■ DATASET
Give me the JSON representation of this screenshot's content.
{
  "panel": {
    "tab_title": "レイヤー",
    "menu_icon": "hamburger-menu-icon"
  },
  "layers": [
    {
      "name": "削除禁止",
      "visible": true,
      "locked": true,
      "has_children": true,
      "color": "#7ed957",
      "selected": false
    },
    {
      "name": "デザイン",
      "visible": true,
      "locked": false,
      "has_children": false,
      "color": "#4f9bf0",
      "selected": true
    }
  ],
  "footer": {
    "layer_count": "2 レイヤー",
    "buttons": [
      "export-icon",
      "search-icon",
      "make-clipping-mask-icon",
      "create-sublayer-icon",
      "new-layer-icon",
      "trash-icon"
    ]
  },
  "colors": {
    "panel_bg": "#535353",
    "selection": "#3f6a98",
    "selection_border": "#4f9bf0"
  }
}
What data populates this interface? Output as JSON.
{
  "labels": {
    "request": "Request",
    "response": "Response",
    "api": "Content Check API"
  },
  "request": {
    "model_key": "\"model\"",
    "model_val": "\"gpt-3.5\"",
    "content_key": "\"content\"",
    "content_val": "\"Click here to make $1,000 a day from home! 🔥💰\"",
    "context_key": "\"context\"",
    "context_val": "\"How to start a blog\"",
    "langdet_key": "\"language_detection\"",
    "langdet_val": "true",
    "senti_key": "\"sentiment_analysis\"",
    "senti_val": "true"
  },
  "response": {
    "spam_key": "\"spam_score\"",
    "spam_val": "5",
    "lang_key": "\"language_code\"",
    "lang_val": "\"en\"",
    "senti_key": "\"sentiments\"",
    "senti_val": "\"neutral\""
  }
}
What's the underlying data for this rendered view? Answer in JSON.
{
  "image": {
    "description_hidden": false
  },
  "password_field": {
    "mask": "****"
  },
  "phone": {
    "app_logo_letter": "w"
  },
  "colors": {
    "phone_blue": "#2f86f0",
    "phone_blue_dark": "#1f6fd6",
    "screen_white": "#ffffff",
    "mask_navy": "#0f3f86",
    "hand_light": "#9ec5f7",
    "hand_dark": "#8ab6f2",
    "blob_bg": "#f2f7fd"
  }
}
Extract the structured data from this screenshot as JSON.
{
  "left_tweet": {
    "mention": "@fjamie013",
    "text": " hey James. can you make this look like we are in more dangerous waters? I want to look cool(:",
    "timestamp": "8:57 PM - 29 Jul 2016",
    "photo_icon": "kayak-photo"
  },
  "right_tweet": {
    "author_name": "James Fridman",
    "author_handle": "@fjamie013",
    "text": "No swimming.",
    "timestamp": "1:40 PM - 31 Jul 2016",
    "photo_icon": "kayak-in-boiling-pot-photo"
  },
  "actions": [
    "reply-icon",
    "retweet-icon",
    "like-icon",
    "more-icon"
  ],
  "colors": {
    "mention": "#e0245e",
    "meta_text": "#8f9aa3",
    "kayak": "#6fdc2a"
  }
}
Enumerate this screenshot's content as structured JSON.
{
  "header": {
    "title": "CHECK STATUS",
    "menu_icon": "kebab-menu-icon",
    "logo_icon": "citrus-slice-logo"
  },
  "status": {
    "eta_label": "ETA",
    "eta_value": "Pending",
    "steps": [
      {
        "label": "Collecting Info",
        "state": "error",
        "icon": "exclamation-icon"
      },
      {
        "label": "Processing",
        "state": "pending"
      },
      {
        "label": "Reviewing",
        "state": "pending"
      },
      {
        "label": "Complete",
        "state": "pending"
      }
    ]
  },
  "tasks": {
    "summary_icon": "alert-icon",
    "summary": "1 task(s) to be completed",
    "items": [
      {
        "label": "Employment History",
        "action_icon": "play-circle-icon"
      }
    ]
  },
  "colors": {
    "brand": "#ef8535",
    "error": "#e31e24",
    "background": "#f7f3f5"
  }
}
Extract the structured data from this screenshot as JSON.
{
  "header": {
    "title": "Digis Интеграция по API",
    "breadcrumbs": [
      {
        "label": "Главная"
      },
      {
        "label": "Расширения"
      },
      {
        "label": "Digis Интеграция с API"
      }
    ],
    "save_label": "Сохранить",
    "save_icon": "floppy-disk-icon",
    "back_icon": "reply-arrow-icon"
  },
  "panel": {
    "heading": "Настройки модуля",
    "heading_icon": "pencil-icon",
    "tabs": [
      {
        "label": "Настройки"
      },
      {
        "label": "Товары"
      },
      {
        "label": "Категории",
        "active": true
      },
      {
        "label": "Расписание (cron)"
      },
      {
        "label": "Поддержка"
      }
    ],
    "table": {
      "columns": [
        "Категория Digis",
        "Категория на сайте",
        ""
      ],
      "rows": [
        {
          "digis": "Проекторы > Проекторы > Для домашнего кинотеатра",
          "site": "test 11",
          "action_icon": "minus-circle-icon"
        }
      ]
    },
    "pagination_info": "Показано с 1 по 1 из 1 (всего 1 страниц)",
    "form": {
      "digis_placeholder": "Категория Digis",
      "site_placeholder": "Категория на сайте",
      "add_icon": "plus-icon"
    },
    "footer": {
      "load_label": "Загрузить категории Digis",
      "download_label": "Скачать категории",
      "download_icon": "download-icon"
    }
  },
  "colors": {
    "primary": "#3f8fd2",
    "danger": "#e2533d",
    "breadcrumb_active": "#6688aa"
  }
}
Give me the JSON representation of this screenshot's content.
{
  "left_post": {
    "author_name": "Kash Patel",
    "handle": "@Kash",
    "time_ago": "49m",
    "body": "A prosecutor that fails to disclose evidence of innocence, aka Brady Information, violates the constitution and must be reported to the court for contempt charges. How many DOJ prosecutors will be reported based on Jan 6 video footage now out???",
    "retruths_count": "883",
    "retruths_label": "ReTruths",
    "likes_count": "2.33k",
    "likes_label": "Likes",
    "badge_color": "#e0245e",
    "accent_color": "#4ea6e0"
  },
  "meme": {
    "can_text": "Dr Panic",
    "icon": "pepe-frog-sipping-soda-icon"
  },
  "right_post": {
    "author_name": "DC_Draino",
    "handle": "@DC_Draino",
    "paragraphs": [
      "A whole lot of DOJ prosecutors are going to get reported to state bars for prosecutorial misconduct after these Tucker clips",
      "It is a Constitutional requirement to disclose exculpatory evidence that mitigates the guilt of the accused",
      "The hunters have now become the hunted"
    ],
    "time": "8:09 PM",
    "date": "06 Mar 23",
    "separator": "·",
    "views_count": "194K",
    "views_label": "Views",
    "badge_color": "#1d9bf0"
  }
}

■ WRITTEN TASK
Write out every entry word for word.

■ RESPONSE
Give me the JSON representation of this screenshot's content.
{
  "panel": {
    "tab_title": "レイヤー",
    "menu_icon": "hamburger-menu-icon"
  },
  "layers": [
    {
      "name": "削除禁止",
      "visible": true,
      "locked": true,
      "has_children": true,
      "color": "#7ed957",
      "selected": false
    },
    {
      "name": "デザイン",
      "visible": true,
      "locked": false,
      "has_children": false,
      "color": "#4f9bf0",
      "selected": true
    }
  ],
  "footer": {
    "layer_count": "2 レイヤー",
    "buttons": [
      "export-icon",
      "search-icon",
      "make-clipping-mask-icon",
      "create-sublayer-icon",
      "new-layer-icon",
      "trash-icon"
    ]
  },
  "colors": {
    "panel_bg": "#535353",
    "selection": "#3f6a98",
    "selection_border": "#4f9bf0"
  }
}
What data populates this interface? Output as JSON.
{
  "labels": {
    "request": "Request",
    "response": "Response",
    "api": "Content Check API"
  },
  "request": {
    "model_key": "\"model\"",
    "model_val": "\"gpt-3.5\"",
    "content_key": "\"content\"",
    "content_val": "\"Click here to make $1,000 a day from home! 🔥💰\"",
    "context_key": "\"context\"",
    "context_val": "\"How to start a blog\"",
    "langdet_key": "\"language_detection\"",
    "langdet_val": "true",
    "senti_key": "\"sentiment_analysis\"",
    "senti_val": "true"
  },
  "response": {
    "spam_key": "\"spam_score\"",
    "spam_val": "5",
    "lang_key": "\"language_code\"",
    "lang_val": "\"en\"",
    "senti_key": "\"sentiments\"",
    "senti_val": "\"neutral\""
  }
}
What's the underlying data for this rendered view? Answer in JSON.
{
  "image": {
    "description_hidden": false
  },
  "password_field": {
    "mask": "****"
  },
  "phone": {
    "app_logo_letter": "w"
  },
  "colors": {
    "phone_blue": "#2f86f0",
    "phone_blue_dark": "#1f6fd6",
    "screen_white": "#ffffff",
    "mask_navy": "#0f3f86",
    "hand_light": "#9ec5f7",
    "hand_dark": "#8ab6f2",
    "blob_bg": "#f2f7fd"
  }
}
Extract the structured data from this screenshot as JSON.
{
  "left_tweet": {
    "mention": "@fjamie013",
    "text": " hey James. can you make this look like we are in more dangerous waters? I want to look cool(:",
    "timestamp": "8:57 PM - 29 Jul 2016",
    "photo_icon": "kayak-photo"
  },
  "right_tweet": {
    "author_name": "James Fridman",
    "author_handle": "@fjamie013",
    "text": "No swimming.",
    "timestamp": "1:40 PM - 31 Jul 2016",
    "photo_icon": "kayak-in-boiling-pot-photo"
  },
  "actions": [
    "reply-icon",
    "retweet-icon",
    "like-icon",
    "more-icon"
  ],
  "colors": {
    "mention": "#e0245e",
    "meta_text": "#8f9aa3",
    "kayak": "#6fdc2a"
  }
}
Enumerate this screenshot's content as structured JSON.
{
  "header": {
    "title": "CHECK STATUS",
    "menu_icon": "kebab-menu-icon",
    "logo_icon": "citrus-slice-logo"
  },
  "status": {
    "eta_label": "ETA",
    "eta_value": "Pending",
    "steps": [
      {
        "label": "Collecting Info",
        "state": "error",
        "icon": "exclamation-icon"
      },
      {
        "label": "Processing",
        "state": "pending"
      },
      {
        "label": "Reviewing",
        "state": "pending"
      },
      {
        "label": "Complete",
        "state": "pending"
      }
    ]
  },
  "tasks": {
    "summary_icon": "alert-icon",
    "summary": "1 task(s) to be completed",
    "items": [
      {
        "label": "Employment History",
        "action_icon": "play-circle-icon"
      }
    ]
  },
  "colors": {
    "brand": "#ef8535",
    "error": "#e31e24",
    "background": "#f7f3f5"
  }
}
Extract the structured data from this screenshot as JSON.
{
  "header": {
    "title": "Digis Интеграция по API",
    "breadcrumbs": [
      {
        "label": "Главная"
      },
      {
        "label": "Расширения"
      },
      {
        "label": "Digis Интеграция с API"
      }
    ],
    "save_label": "Сохранить",
    "save_icon": "floppy-disk-icon",
    "back_icon": "reply-arrow-icon"
  },
  "panel": {
    "heading": "Настройки модуля",
    "heading_icon": "pencil-icon",
    "tabs": [
      {
        "label": "Настройки"
      },
      {
        "label": "Товары"
      },
      {
        "label": "Категории",
        "active": true
      },
      {
        "label": "Расписание (cron)"
      },
      {
        "label": "Поддержка"
      }
    ],
    "table": {
      "columns": [
        "Категория Digis",
        "Категория на сайте",
        ""
      ],
      "rows": [
        {
          "digis": "Проекторы > Проекторы > Для домашнего кинотеатра",
          "site": "test 11",
          "action_icon": "minus-circle-icon"
        }
      ]
    },
    "pagination_info": "Показано с 1 по 1 из 1 (всего 1 страниц)",
    "form": {
      "digis_placeholder": "Категория Digis",
      "site_placeholder": "Категория на сайте",
      "add_icon": "plus-icon"
    },
    "footer": {
      "load_label": "Загрузить категории Digis",
      "download_label": "Скачать категории",
      "download_icon": "download-icon"
    }
  },
  "colors": {
    "primary": "#3f8fd2",
    "danger": "#e2533d",
    "breadcrumb_active": "#6688aa"
  }
}
Give me the JSON representation of this screenshot's content.
{
  "left_post": {
    "author_name": "Kash Patel",
    "handle": "@Kash",
    "time_ago": "49m",
    "body": "A prosecutor that fails to disclose evidence of innocence, aka Brady Information, violates the constitution and must be reported to the court for contempt charges. How many DOJ prosecutors will be reported based on Jan 6 video footage now out???",
    "retruths_count": "883",
    "retruths_label": "ReTruths",
    "likes_count": "2.33k",
    "likes_label": "Likes",
    "badge_color": "#e0245e",
    "accent_color": "#4ea6e0"
  },
  "meme": {
    "can_text": "Dr Panic",
    "icon": "pepe-frog-sipping-soda-icon"
  },
  "right_post": {
    "author_name": "DC_Draino",
    "handle": "@DC_Draino",
    "paragraphs": [
      "A whole lot of DOJ prosecutors are going to get reported to state bars for prosecutorial misconduct after these Tucker clips",
      "It is a Constitutional requirement to disclose exculpatory evidence that mitigates the guilt of the accused",
      "The hunters have now become the hunted"
    ],
    "time": "8:09 PM",
    "date": "06 Mar 23",
    "separator": "·",
    "views_count": "194K",
    "views_label": "Views",
    "badge_color": "#1d9bf0"
  }
}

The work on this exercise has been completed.